• _Required work_
Pick out every line in the data below that holds "Dutasteride".

━━━ Dataset records

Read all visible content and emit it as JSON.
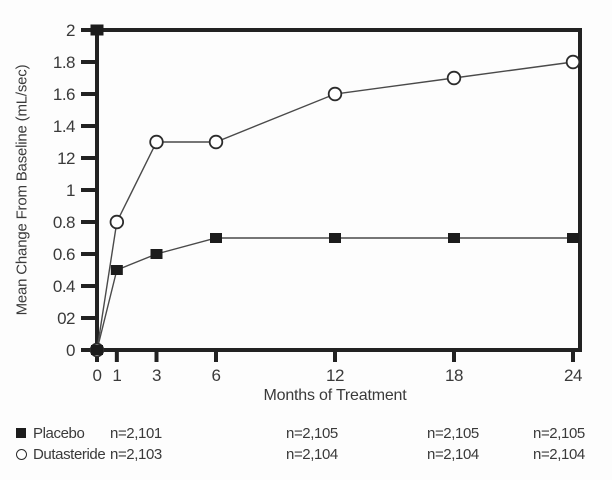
{
  "chart_data": {
    "type": "line",
    "title": "",
    "xlabel": "Months of Treatment",
    "ylabel": "Mean Change From Baseline (mL/sec)",
    "xlim": [
      0,
      24
    ],
    "ylim": [
      0,
      2
    ],
    "grid": false,
    "legend_position": "bottom-left",
    "x_ticks": [
      {
        "v": 0,
        "label": "0"
      },
      {
        "v": 1,
        "label": "1"
      },
      {
        "v": 3,
        "label": "3"
      },
      {
        "v": 6,
        "label": "6"
      },
      {
        "v": 12,
        "label": "12"
      },
      {
        "v": 18,
        "label": "18"
      },
      {
        "v": 24,
        "label": "24"
      }
    ],
    "y_ticks": [
      {
        "v": 0,
        "label": "0"
      },
      {
        "v": 0.2,
        "label": "02"
      },
      {
        "v": 0.4,
        "label": "0.4"
      },
      {
        "v": 0.6,
        "label": "0.6"
      },
      {
        "v": 0.8,
        "label": "0.8"
      },
      {
        "v": 1,
        "label": "1"
      },
      {
        "v": 1.2,
        "label": "12"
      },
      {
        "v": 1.4,
        "label": "1.4"
      },
      {
        "v": 1.6,
        "label": "1.6"
      },
      {
        "v": 1.8,
        "label": "1.8"
      },
      {
        "v": 2,
        "label": "2"
      }
    ],
    "x": [
      0,
      1,
      3,
      6,
      12,
      18,
      24
    ],
    "series": [
      {
        "name": "Placebo",
        "marker": "filled-square",
        "values": [
          0,
          0.5,
          0.6,
          0.7,
          0.7,
          0.7,
          0.7
        ]
      },
      {
        "name": "Dutasteride",
        "marker": "open-circle",
        "values": [
          0,
          0.8,
          1.3,
          1.3,
          1.6,
          1.7,
          1.8
        ]
      }
    ]
  },
  "legend": {
    "rows": [
      {
        "marker": "filled-square",
        "label": "Placebo",
        "counts": [
          "n=2,101",
          "n=2,105",
          "n=2,105",
          "n=2,105"
        ]
      },
      {
        "marker": "open-circle",
        "label": "Dutasteride",
        "counts": [
          "n=2,103",
          "n=2,104",
          "n=2,104",
          "n=2,104"
        ]
      }
    ]
  },
  "colors": {
    "frame": "#222222",
    "series_line": "#4a4a4a",
    "marker_fill": "#1c1c1c",
    "text": "#3a3a3a",
    "background": "#fdfdfd"
  }
}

━━━━━━

• _Result for this task_
        "name": "Dutasteride",
        "label": "Dutasteride",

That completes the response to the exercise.